** BEGIN Information shown **
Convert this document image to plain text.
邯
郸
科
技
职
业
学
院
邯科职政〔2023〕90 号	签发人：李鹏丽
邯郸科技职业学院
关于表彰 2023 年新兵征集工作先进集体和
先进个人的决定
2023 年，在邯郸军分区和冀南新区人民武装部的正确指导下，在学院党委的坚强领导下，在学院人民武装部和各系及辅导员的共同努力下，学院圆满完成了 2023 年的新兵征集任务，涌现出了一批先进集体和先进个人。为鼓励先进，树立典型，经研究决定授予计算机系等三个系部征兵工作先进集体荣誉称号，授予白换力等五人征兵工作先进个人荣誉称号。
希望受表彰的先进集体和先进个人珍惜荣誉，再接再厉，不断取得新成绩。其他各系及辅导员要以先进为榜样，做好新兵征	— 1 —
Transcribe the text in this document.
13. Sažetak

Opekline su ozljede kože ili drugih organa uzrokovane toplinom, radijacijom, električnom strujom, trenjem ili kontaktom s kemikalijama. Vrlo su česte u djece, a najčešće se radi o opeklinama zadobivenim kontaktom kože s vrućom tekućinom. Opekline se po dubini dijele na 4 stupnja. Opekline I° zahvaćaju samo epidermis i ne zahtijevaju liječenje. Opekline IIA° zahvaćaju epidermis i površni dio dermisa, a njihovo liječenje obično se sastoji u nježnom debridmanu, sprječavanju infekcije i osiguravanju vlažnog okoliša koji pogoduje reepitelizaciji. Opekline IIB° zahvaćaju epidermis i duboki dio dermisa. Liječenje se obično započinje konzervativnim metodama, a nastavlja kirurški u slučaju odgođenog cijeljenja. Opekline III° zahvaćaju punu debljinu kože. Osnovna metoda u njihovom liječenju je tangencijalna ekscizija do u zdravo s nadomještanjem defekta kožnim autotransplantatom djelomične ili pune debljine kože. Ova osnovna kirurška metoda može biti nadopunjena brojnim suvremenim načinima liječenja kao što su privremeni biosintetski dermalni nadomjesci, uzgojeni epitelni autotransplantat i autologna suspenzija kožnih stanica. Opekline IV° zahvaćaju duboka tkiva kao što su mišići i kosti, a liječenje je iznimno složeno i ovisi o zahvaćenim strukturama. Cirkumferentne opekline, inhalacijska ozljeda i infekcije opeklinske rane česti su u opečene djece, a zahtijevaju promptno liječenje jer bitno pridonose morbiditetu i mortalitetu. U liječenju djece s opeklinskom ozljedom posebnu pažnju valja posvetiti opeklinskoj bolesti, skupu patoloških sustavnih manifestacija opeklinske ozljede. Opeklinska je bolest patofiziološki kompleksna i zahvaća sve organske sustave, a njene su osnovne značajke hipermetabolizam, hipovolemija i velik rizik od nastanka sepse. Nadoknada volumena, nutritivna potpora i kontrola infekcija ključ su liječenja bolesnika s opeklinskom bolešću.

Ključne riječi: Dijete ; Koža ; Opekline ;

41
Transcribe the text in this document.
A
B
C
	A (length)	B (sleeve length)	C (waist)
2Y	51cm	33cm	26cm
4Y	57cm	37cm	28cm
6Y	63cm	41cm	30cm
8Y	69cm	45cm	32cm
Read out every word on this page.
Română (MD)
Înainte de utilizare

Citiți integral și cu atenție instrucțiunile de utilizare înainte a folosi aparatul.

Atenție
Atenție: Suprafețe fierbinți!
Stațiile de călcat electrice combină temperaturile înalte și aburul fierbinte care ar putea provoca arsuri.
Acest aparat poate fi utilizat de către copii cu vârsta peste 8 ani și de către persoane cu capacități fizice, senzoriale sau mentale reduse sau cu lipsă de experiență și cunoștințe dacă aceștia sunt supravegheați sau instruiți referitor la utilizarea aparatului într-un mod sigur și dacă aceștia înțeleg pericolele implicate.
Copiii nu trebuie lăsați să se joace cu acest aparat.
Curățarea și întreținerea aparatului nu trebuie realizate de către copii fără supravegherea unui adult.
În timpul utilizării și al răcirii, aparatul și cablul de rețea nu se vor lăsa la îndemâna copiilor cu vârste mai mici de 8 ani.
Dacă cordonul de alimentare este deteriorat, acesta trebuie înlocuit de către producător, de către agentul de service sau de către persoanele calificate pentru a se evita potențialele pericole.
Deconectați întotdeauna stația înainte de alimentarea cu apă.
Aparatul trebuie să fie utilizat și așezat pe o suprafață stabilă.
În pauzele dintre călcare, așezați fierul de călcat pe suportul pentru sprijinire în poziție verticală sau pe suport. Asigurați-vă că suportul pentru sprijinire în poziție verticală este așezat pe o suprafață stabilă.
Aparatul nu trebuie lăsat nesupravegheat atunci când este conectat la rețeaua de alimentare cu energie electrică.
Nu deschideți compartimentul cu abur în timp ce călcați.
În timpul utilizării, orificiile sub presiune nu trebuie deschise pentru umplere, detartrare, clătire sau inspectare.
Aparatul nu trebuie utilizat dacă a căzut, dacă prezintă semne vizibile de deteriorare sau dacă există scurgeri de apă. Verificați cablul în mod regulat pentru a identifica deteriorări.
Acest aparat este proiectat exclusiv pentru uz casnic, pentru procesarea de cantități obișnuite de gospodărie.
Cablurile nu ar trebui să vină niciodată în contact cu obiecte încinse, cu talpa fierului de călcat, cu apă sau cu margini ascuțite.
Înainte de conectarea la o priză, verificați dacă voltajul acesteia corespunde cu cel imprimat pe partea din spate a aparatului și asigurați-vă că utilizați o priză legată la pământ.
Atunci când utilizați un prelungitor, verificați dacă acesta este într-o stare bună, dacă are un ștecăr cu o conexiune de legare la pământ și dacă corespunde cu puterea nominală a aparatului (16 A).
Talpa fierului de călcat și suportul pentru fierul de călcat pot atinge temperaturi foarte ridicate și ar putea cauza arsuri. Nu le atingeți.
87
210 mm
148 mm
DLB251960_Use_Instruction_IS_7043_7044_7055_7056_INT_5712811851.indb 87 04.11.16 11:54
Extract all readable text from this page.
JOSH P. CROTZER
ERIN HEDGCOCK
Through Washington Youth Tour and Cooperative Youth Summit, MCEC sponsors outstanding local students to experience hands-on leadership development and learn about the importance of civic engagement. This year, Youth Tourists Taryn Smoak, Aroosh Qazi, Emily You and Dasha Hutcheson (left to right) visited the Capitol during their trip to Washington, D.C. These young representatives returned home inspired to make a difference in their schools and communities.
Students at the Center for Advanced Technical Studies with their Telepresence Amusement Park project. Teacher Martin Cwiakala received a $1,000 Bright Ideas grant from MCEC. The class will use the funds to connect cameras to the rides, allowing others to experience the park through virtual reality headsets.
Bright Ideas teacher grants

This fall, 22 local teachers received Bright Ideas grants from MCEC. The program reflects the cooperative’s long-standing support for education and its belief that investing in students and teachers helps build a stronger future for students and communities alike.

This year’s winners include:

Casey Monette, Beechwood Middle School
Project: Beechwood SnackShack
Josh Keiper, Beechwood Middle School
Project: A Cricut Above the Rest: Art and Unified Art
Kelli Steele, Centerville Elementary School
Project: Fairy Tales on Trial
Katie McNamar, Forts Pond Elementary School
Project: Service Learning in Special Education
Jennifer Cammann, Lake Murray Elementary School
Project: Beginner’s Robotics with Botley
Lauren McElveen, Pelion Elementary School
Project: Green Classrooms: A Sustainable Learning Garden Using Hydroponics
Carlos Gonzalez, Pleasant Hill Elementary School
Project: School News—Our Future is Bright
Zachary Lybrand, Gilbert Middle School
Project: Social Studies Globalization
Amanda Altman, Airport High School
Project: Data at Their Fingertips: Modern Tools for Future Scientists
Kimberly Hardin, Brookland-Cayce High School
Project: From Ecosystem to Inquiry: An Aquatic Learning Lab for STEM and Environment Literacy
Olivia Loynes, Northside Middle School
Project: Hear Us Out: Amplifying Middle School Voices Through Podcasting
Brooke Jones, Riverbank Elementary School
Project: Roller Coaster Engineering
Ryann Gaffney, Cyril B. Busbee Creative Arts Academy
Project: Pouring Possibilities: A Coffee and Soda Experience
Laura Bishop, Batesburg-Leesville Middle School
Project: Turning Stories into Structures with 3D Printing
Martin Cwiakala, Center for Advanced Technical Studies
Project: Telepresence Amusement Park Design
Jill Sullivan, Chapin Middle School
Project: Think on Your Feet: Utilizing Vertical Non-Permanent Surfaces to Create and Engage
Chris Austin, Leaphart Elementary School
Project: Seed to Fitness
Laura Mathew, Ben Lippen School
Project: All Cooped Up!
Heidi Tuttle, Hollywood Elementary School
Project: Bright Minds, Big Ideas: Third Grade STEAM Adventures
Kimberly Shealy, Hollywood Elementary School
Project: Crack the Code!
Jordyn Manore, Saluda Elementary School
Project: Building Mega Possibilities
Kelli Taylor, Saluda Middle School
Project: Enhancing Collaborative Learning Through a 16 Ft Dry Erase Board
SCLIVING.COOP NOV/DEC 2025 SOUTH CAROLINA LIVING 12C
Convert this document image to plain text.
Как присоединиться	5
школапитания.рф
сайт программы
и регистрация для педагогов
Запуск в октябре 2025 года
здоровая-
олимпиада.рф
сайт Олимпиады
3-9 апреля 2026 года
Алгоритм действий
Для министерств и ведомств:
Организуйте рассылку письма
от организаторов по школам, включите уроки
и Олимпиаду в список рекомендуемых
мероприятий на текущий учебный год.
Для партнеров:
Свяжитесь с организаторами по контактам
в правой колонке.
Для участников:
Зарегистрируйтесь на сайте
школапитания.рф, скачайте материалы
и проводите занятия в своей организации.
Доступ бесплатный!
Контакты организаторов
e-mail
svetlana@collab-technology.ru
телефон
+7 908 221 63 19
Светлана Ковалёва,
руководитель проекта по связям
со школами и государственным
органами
** END Information shown **
Request: Pick out the lines above containing the word "года", then copy them.

Reply:
Запуск в октябре 2025 года
3-9 апреля 2026 года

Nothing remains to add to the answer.